** Given entries **
◆ ◆ ◆ ◆ ◆ ◆ ◆
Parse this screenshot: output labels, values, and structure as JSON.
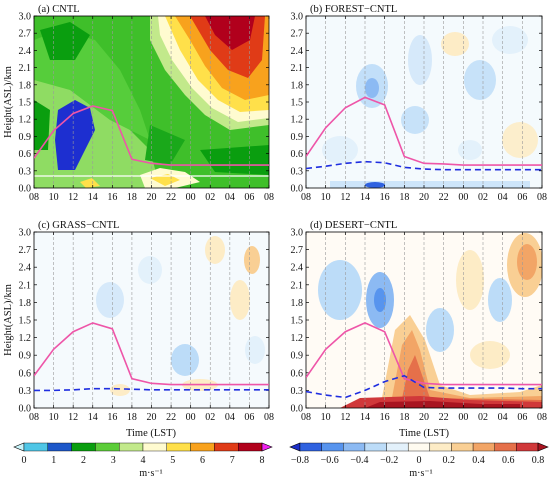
{
  "chart_data": [
    {
      "type": "heatmap",
      "title": "(a) CNTL",
      "panel": "a",
      "ylabel": "Height(ASL)/km",
      "xlabel": "",
      "x_ticks": [
        "08",
        "10",
        "12",
        "14",
        "16",
        "18",
        "20",
        "22",
        "00",
        "02",
        "04",
        "06",
        "08"
      ],
      "y_ticks": [
        "0.0",
        "0.3",
        "0.6",
        "0.9",
        "1.2",
        "1.5",
        "1.8",
        "2.1",
        "2.4",
        "2.7",
        "3.0"
      ],
      "ylim": [
        0,
        3.0
      ],
      "colorbar": "wind",
      "boundary_layer_height_km": {
        "x": [
          0,
          1,
          2,
          3,
          4,
          5,
          6,
          7,
          8,
          9,
          10,
          11,
          12
        ],
        "y": [
          0.52,
          1.0,
          1.3,
          1.43,
          1.35,
          0.5,
          0.43,
          0.4,
          0.4,
          0.4,
          0.4,
          0.4,
          0.4
        ]
      },
      "wind_speed_summary_ms": "weak 1-3 m/s in lower layer, strong jet 6-7 m/s aloft from 00 to 06 LST above 2.2 km, low-level minimum near 12-14 LST"
    },
    {
      "type": "heatmap",
      "title": "(b) FOREST−CNTL",
      "panel": "b",
      "ylabel": "",
      "xlabel": "",
      "x_ticks": [
        "08",
        "10",
        "12",
        "14",
        "16",
        "18",
        "20",
        "22",
        "00",
        "02",
        "04",
        "06",
        "08"
      ],
      "y_ticks": [
        "0.0",
        "0.3",
        "0.6",
        "0.9",
        "1.2",
        "1.5",
        "1.8",
        "2.1",
        "2.4",
        "2.7",
        "3.0"
      ],
      "ylim": [
        0,
        3.0
      ],
      "colorbar": "diff",
      "boundary_layer_height_km": {
        "x": [
          0,
          1,
          2,
          3,
          4,
          5,
          6,
          7,
          8,
          9,
          10,
          11,
          12
        ],
        "y": [
          0.55,
          1.05,
          1.4,
          1.58,
          1.45,
          0.55,
          0.43,
          0.42,
          0.4,
          0.4,
          0.4,
          0.4,
          0.4
        ]
      },
      "boundary_layer_height_dashed_km": {
        "x": [
          0,
          1,
          2,
          3,
          4,
          5,
          6,
          7,
          8,
          9,
          10,
          11,
          12
        ],
        "y": [
          0.34,
          0.38,
          0.43,
          0.46,
          0.44,
          0.36,
          0.33,
          0.32,
          0.32,
          0.32,
          0.32,
          0.32,
          0.32
        ]
      }
    },
    {
      "type": "heatmap",
      "title": "(c) GRASS−CNTL",
      "panel": "c",
      "ylabel": "Height(ASL)/km",
      "xlabel": "Time (LST)",
      "x_ticks": [
        "08",
        "10",
        "12",
        "14",
        "16",
        "18",
        "20",
        "22",
        "00",
        "02",
        "04",
        "06",
        "08"
      ],
      "y_ticks": [
        "0.0",
        "0.3",
        "0.6",
        "0.9",
        "1.2",
        "1.5",
        "1.8",
        "2.1",
        "2.4",
        "2.7",
        "3.0"
      ],
      "ylim": [
        0,
        3.0
      ],
      "colorbar": "wind",
      "boundary_layer_height_km": {
        "x": [
          0,
          1,
          2,
          3,
          4,
          5,
          6,
          7,
          8,
          9,
          10,
          11,
          12
        ],
        "y": [
          0.55,
          1.0,
          1.3,
          1.45,
          1.35,
          0.5,
          0.42,
          0.4,
          0.4,
          0.4,
          0.4,
          0.4,
          0.4
        ]
      },
      "boundary_layer_height_dashed_km": {
        "x": [
          0,
          1,
          2,
          3,
          4,
          5,
          6,
          7,
          8,
          9,
          10,
          11,
          12
        ],
        "y": [
          0.3,
          0.3,
          0.31,
          0.33,
          0.33,
          0.32,
          0.31,
          0.31,
          0.31,
          0.31,
          0.31,
          0.31,
          0.31
        ]
      }
    },
    {
      "type": "heatmap",
      "title": "(d) DESERT−CNTL",
      "panel": "d",
      "ylabel": "",
      "xlabel": "Time (LST)",
      "x_ticks": [
        "08",
        "10",
        "12",
        "14",
        "16",
        "18",
        "20",
        "22",
        "00",
        "02",
        "04",
        "06",
        "08"
      ],
      "y_ticks": [
        "0.0",
        "0.3",
        "0.6",
        "0.9",
        "1.2",
        "1.5",
        "1.8",
        "2.1",
        "2.4",
        "2.7",
        "3.0"
      ],
      "ylim": [
        0,
        3.0
      ],
      "colorbar": "diff",
      "boundary_layer_height_km": {
        "x": [
          0,
          1,
          2,
          3,
          4,
          5,
          6,
          7,
          8,
          9,
          10,
          11,
          12
        ],
        "y": [
          0.52,
          1.0,
          1.3,
          1.45,
          1.3,
          0.5,
          0.42,
          0.4,
          0.4,
          0.4,
          0.4,
          0.4,
          0.4
        ]
      },
      "boundary_layer_height_dashed_km": {
        "x": [
          0,
          1,
          2,
          3,
          4,
          5,
          6,
          7,
          8,
          9,
          10,
          11,
          12
        ],
        "y": [
          0.28,
          0.22,
          0.18,
          0.3,
          0.45,
          0.55,
          0.35,
          0.34,
          0.34,
          0.34,
          0.34,
          0.33,
          0.33
        ]
      }
    }
  ],
  "colorbars": {
    "wind": {
      "ticks": [
        "0",
        "1",
        "2",
        "3",
        "4",
        "5",
        "6",
        "7",
        "8"
      ],
      "unit": "m·s⁻¹",
      "colors": [
        "#c8f4fa",
        "#4fc6e6",
        "#1d57c9",
        "#0a9e0f",
        "#5ccd39",
        "#c2e98b",
        "#fffbd0",
        "#ffe04a",
        "#f8a21d",
        "#e03b17",
        "#b1001c",
        "#ee22ee"
      ]
    },
    "diff": {
      "ticks": [
        "−0.8",
        "−0.6",
        "−0.4",
        "−0.2",
        "0",
        "0.2",
        "0.4",
        "0.6",
        "0.8"
      ],
      "unit": "m·s⁻¹",
      "colors": [
        "#1d2fc8",
        "#2f62e0",
        "#5794ee",
        "#8cbaf3",
        "#bcdcf8",
        "#e3f1fb",
        "#fffbf0",
        "#fdecc6",
        "#f9cf94",
        "#f2a566",
        "#e5704a",
        "#d0383a",
        "#a81420"
      ]
    }
  },
  "series_colors": {
    "boundary_layer_solid": "#ee55a8",
    "boundary_layer_dashed": "#1f2ee0"
  }
}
◆ ◆ ◆ ◆ ◆ ◆ ◆
** Direction **
Omit the pictures. Output every record above word for word.

** Full answer **
Parse this screenshot: output labels, values, and structure as JSON.
{
  "chart_data": [
    {
      "type": "heatmap",
      "title": "(a) CNTL",
      "panel": "a",
      "ylabel": "Height(ASL)/km",
      "xlabel": "",
      "x_ticks": [
        "08",
        "10",
        "12",
        "14",
        "16",
        "18",
        "20",
        "22",
        "00",
        "02",
        "04",
        "06",
        "08"
      ],
      "y_ticks": [
        "0.0",
        "0.3",
        "0.6",
        "0.9",
        "1.2",
        "1.5",
        "1.8",
        "2.1",
        "2.4",
        "2.7",
        "3.0"
      ],
      "ylim": [
        0,
        3.0
      ],
      "colorbar": "wind",
      "boundary_layer_height_km": {
        "x": [
          0,
          1,
          2,
          3,
          4,
          5,
          6,
          7,
          8,
          9,
          10,
          11,
          12
        ],
        "y": [
          0.52,
          1.0,
          1.3,
          1.43,
          1.35,
          0.5,
          0.43,
          0.4,
          0.4,
          0.4,
          0.4,
          0.4,
          0.4
        ]
      },
      "wind_speed_summary_ms": "weak 1-3 m/s in lower layer, strong jet 6-7 m/s aloft from 00 to 06 LST above 2.2 km, low-level minimum near 12-14 LST"
    },
    {
      "type": "heatmap",
      "title": "(b) FOREST−CNTL",
      "panel": "b",
      "ylabel": "",
      "xlabel": "",
      "x_ticks": [
        "08",
        "10",
        "12",
        "14",
        "16",
        "18",
        "20",
        "22",
        "00",
        "02",
        "04",
        "06",
        "08"
      ],
      "y_ticks": [
        "0.0",
        "0.3",
        "0.6",
        "0.9",
        "1.2",
        "1.5",
        "1.8",
        "2.1",
        "2.4",
        "2.7",
        "3.0"
      ],
      "ylim": [
        0,
        3.0
      ],
      "colorbar": "diff",
      "boundary_layer_height_km": {
        "x": [
          0,
          1,
          2,
          3,
          4,
          5,
          6,
          7,
          8,
          9,
          10,
          11,
          12
        ],
        "y": [
          0.55,
          1.05,
          1.4,
          1.58,
          1.45,
          0.55,
          0.43,
          0.42,
          0.4,
          0.4,
          0.4,
          0.4,
          0.4
        ]
      },
      "boundary_layer_height_dashed_km": {
        "x": [
          0,
          1,
          2,
          3,
          4,
          5,
          6,
          7,
          8,
          9,
          10,
          11,
          12
        ],
        "y": [
          0.34,
          0.38,
          0.43,
          0.46,
          0.44,
          0.36,
          0.33,
          0.32,
          0.32,
          0.32,
          0.32,
          0.32,
          0.32
        ]
      }
    },
    {
      "type": "heatmap",
      "title": "(c) GRASS−CNTL",
      "panel": "c",
      "ylabel": "Height(ASL)/km",
      "xlabel": "Time (LST)",
      "x_ticks": [
        "08",
        "10",
        "12",
        "14",
        "16",
        "18",
        "20",
        "22",
        "00",
        "02",
        "04",
        "06",
        "08"
      ],
      "y_ticks": [
        "0.0",
        "0.3",
        "0.6",
        "0.9",
        "1.2",
        "1.5",
        "1.8",
        "2.1",
        "2.4",
        "2.7",
        "3.0"
      ],
      "ylim": [
        0,
        3.0
      ],
      "colorbar": "wind",
      "boundary_layer_height_km": {
        "x": [
          0,
          1,
          2,
          3,
          4,
          5,
          6,
          7,
          8,
          9,
          10,
          11,
          12
        ],
        "y": [
          0.55,
          1.0,
          1.3,
          1.45,
          1.35,
          0.5,
          0.42,
          0.4,
          0.4,
          0.4,
          0.4,
          0.4,
          0.4
        ]
      },
      "boundary_layer_height_dashed_km": {
        "x": [
          0,
          1,
          2,
          3,
          4,
          5,
          6,
          7,
          8,
          9,
          10,
          11,
          12
        ],
        "y": [
          0.3,
          0.3,
          0.31,
          0.33,
          0.33,
          0.32,
          0.31,
          0.31,
          0.31,
          0.31,
          0.31,
          0.31,
          0.31
        ]
      }
    },
    {
      "type": "heatmap",
      "title": "(d) DESERT−CNTL",
      "panel": "d",
      "ylabel": "",
      "xlabel": "Time (LST)",
      "x_ticks": [
        "08",
        "10",
        "12",
        "14",
        "16",
        "18",
        "20",
        "22",
        "00",
        "02",
        "04",
        "06",
        "08"
      ],
      "y_ticks": [
        "0.0",
        "0.3",
        "0.6",
        "0.9",
        "1.2",
        "1.5",
        "1.8",
        "2.1",
        "2.4",
        "2.7",
        "3.0"
      ],
      "ylim": [
        0,
        3.0
      ],
      "colorbar": "diff",
      "boundary_layer_height_km": {
        "x": [
          0,
          1,
          2,
          3,
          4,
          5,
          6,
          7,
          8,
          9,
          10,
          11,
          12
        ],
        "y": [
          0.52,
          1.0,
          1.3,
          1.45,
          1.3,
          0.5,
          0.42,
          0.4,
          0.4,
          0.4,
          0.4,
          0.4,
          0.4
        ]
      },
      "boundary_layer_height_dashed_km": {
        "x": [
          0,
          1,
          2,
          3,
          4,
          5,
          6,
          7,
          8,
          9,
          10,
          11,
          12
        ],
        "y": [
          0.28,
          0.22,
          0.18,
          0.3,
          0.45,
          0.55,
          0.35,
          0.34,
          0.34,
          0.34,
          0.34,
          0.33,
          0.33
        ]
      }
    }
  ],
  "colorbars": {
    "wind": {
      "ticks": [
        "0",
        "1",
        "2",
        "3",
        "4",
        "5",
        "6",
        "7",
        "8"
      ],
      "unit": "m·s⁻¹",
      "colors": [
        "#c8f4fa",
        "#4fc6e6",
        "#1d57c9",
        "#0a9e0f",
        "#5ccd39",
        "#c2e98b",
        "#fffbd0",
        "#ffe04a",
        "#f8a21d",
        "#e03b17",
        "#b1001c",
        "#ee22ee"
      ]
    },
    "diff": {
      "ticks": [
        "−0.8",
        "−0.6",
        "−0.4",
        "−0.2",
        "0",
        "0.2",
        "0.4",
        "0.6",
        "0.8"
      ],
      "unit": "m·s⁻¹",
      "colors": [
        "#1d2fc8",
        "#2f62e0",
        "#5794ee",
        "#8cbaf3",
        "#bcdcf8",
        "#e3f1fb",
        "#fffbf0",
        "#fdecc6",
        "#f9cf94",
        "#f2a566",
        "#e5704a",
        "#d0383a",
        "#a81420"
      ]
    }
  },
  "series_colors": {
    "boundary_layer_solid": "#ee55a8",
    "boundary_layer_dashed": "#1f2ee0"
  }
}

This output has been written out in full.